### What is being asked
Copy the records word for word, from the line containing "Text: 7: 7 [522,650,531,662]" up to and including the line containing "Text: мыкает обмотки".

◆ ◆ ◆ ◆ ◆ ◆ ◆

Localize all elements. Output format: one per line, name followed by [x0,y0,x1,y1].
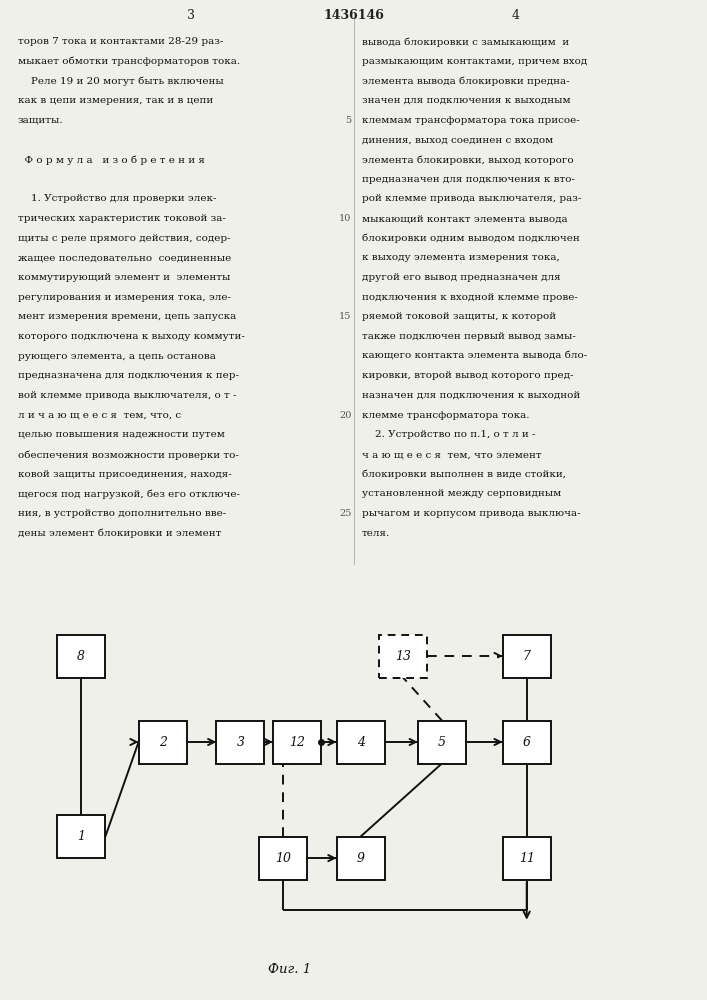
Text: 7: 7 [522,650,531,662]
Text: назначен для подключения к выходной: назначен для подключения к выходной [362,391,580,400]
Text: дены элемент блокировки и элемент: дены элемент блокировки и элемент [18,529,221,538]
Text: коммутирующий элемент и  элементы: коммутирующий элемент и элементы [18,273,230,282]
Bar [503,837,551,880]
Text: кающего контакта элемента вывода бло-: кающего контакта элемента вывода бло- [362,352,588,361]
Bar [503,635,551,678]
Text: 2: 2 [158,736,167,748]
Text: 4: 4 [512,9,520,22]
Bar [259,837,307,880]
Text: 10: 10 [339,214,351,223]
Text: элемента блокировки, выход которого: элемента блокировки, выход которого [362,155,573,165]
Text: 25: 25 [339,509,351,518]
Text: 2. Устройство по п.1, о т л и -: 2. Устройство по п.1, о т л и - [362,430,535,439]
Text: предназначен для подключения к вто-: предназначен для подключения к вто- [362,175,575,184]
Text: ковой защиты присоединения, находя-: ковой защиты присоединения, находя- [18,470,231,479]
Text: ния, в устройство дополнительно вве-: ния, в устройство дополнительно вве- [18,509,226,518]
Text: 11: 11 [519,852,534,865]
Text: торов 7 тока и контактами 28-29 раз-: торов 7 тока и контактами 28-29 раз- [18,37,223,46]
Text: 1436146: 1436146 [323,9,384,22]
Text: клеммам трансформатора тока присое-: клеммам трансформатора тока присое- [362,116,580,125]
Bar [139,720,187,764]
Text: рычагом и корпусом привода выключа-: рычагом и корпусом привода выключа- [362,509,580,518]
Text: динения, выход соединен с входом: динения, выход соединен с входом [362,135,554,144]
Text: 10: 10 [275,852,291,865]
Text: мыкает обмотки трансформаторов тока.: мыкает обмотки трансформаторов тока. [18,57,240,66]
Text: жащее последовательно  соединенные: жащее последовательно соединенные [18,253,231,262]
Text: предназначена для подключения к пер-: предназначена для подключения к пер- [18,371,239,380]
Text: 1. Устройство для проверки элек-: 1. Устройство для проверки элек- [18,194,216,203]
Bar [57,635,105,678]
Bar [273,720,321,764]
Text: 6: 6 [522,736,531,748]
Text: ч а ю щ е е с я  тем, что элемент: ч а ю щ е е с я тем, что элемент [362,450,542,459]
Text: 13: 13 [395,650,411,662]
Text: 15: 15 [339,312,351,321]
Text: установленной между серповидным: установленной между серповидным [362,489,561,498]
Text: к выходу элемента измерения тока,: к выходу элемента измерения тока, [362,253,560,262]
Text: также подключен первый вывод замы-: также подключен первый вывод замы- [362,332,576,341]
Bar [503,720,551,764]
Text: Реле 19 и 20 могут быть включены: Реле 19 и 20 могут быть включены [18,76,223,86]
Text: щегося под нагрузкой, без его отключе-: щегося под нагрузкой, без его отключе- [18,489,240,499]
Text: 1: 1 [77,830,86,843]
Text: кировки, второй вывод которого пред-: кировки, второй вывод которого пред- [362,371,573,380]
Text: подключения к входной клемме прове-: подключения к входной клемме прове- [362,293,578,302]
Text: мыкающий контакт элемента вывода: мыкающий контакт элемента вывода [362,214,568,223]
Bar [418,720,466,764]
Bar [337,720,385,764]
Text: л и ч а ю щ е е с я  тем, что, с: л и ч а ю щ е е с я тем, что, с [18,411,181,420]
Text: целью повышения надежности путем: целью повышения надежности путем [18,430,225,439]
Text: обеспечения возможности проверки то-: обеспечения возможности проверки то- [18,450,238,460]
Text: размыкающим контактами, причем вход: размыкающим контактами, причем вход [362,57,588,66]
Bar [337,837,385,880]
Text: блокировки одним выводом подключен: блокировки одним выводом подключен [362,234,580,243]
Text: 4: 4 [356,736,365,748]
Text: 9: 9 [356,852,365,865]
Bar [379,635,427,678]
Text: 20: 20 [339,411,351,420]
Text: Ф о р м у л а   и з о б р е т е н и я: Ф о р м у л а и з о б р е т е н и я [18,155,204,165]
Text: вывода блокировки с замыкающим  и: вывода блокировки с замыкающим и [362,37,569,47]
Text: 3: 3 [236,736,245,748]
Text: значен для подключения к выходным: значен для подключения к выходным [362,96,571,105]
Text: блокировки выполнен в виде стойки,: блокировки выполнен в виде стойки, [362,470,566,479]
Bar [57,815,105,858]
Text: 12: 12 [289,736,305,748]
Text: 5: 5 [345,116,351,125]
Text: теля.: теля. [362,529,390,538]
Text: регулирования и измерения тока, эле-: регулирования и измерения тока, эле- [18,293,230,302]
Text: рой клемме привода выключателя, раз-: рой клемме привода выключателя, раз- [362,194,581,203]
Text: мент измерения времени, цепь запуска: мент измерения времени, цепь запуска [18,312,236,321]
Bar [216,720,264,764]
Text: ряемой токовой защиты, к которой: ряемой токовой защиты, к которой [362,312,556,321]
Text: 5: 5 [438,736,446,748]
Text: трических характеристик токовой за-: трических характеристик токовой за- [18,214,226,223]
Text: элемента вывода блокировки предна-: элемента вывода блокировки предна- [362,76,570,86]
Text: Фиг. 1: Фиг. 1 [269,963,311,976]
Text: вой клемме привода выключателя, о т -: вой клемме привода выключателя, о т - [18,391,236,400]
Text: щиты с реле прямого действия, содер-: щиты с реле прямого действия, содер- [18,234,230,243]
Text: как в цепи измерения, так и в цепи: как в цепи измерения, так и в цепи [18,96,213,105]
Text: которого подключена к выходу коммути-: которого подключена к выходу коммути- [18,332,245,341]
Text: 3: 3 [187,9,195,22]
Text: 8: 8 [77,650,86,662]
Text: другой его вывод предназначен для: другой его вывод предназначен для [362,273,561,282]
Text: рующего элемента, а цепь останова: рующего элемента, а цепь останова [18,352,216,361]
Text: клемме трансформатора тока.: клемме трансформатора тока. [362,411,530,420]
Text: защиты.: защиты. [18,116,64,125]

◆ ◆ ◆ ◆ ◆ ◆ ◆

### Response
Text: 7: 7 [522,650,531,662]
Text: назначен для подключения к выходной: назначен для подключения к выходной [362,391,580,400]
Text: дены элемент блокировки и элемент: дены элемент блокировки и элемент [18,529,221,538]
Text: коммутирующий элемент и  элементы: коммутирующий элемент и элементы [18,273,230,282]
Bar [503,837,551,880]
Text: кающего контакта элемента вывода бло-: кающего контакта элемента вывода бло- [362,352,588,361]
Bar [503,635,551,678]
Text: 2: 2 [158,736,167,748]
Text: 4: 4 [512,9,520,22]
Bar [259,837,307,880]
Text: 10: 10 [339,214,351,223]
Text: элемента блокировки, выход которого: элемента блокировки, выход которого [362,155,573,165]
Text: 25: 25 [339,509,351,518]
Text: 2. Устройство по п.1, о т л и -: 2. Устройство по п.1, о т л и - [362,430,535,439]
Text: предназначен для подключения к вто-: предназначен для подключения к вто- [362,175,575,184]
Text: ковой защиты присоединения, находя-: ковой защиты присоединения, находя- [18,470,231,479]
Text: ния, в устройство дополнительно вве-: ния, в устройство дополнительно вве- [18,509,226,518]
Text: 11: 11 [519,852,534,865]
Text: торов 7 тока и контактами 28-29 раз-: торов 7 тока и контактами 28-29 раз- [18,37,223,46]
Text: 1436146: 1436146 [323,9,384,22]
Text: клеммам трансформатора тока присое-: клеммам трансформатора тока присое- [362,116,580,125]
Bar [139,720,187,764]
Text: рычагом и корпусом привода выключа-: рычагом и корпусом привода выключа- [362,509,580,518]
Text: динения, выход соединен с входом: динения, выход соединен с входом [362,135,554,144]
Text: 10: 10 [275,852,291,865]
Text: мыкает обмотки трансформаторов тока.: мыкает обмотки трансформаторов тока. [18,57,240,66]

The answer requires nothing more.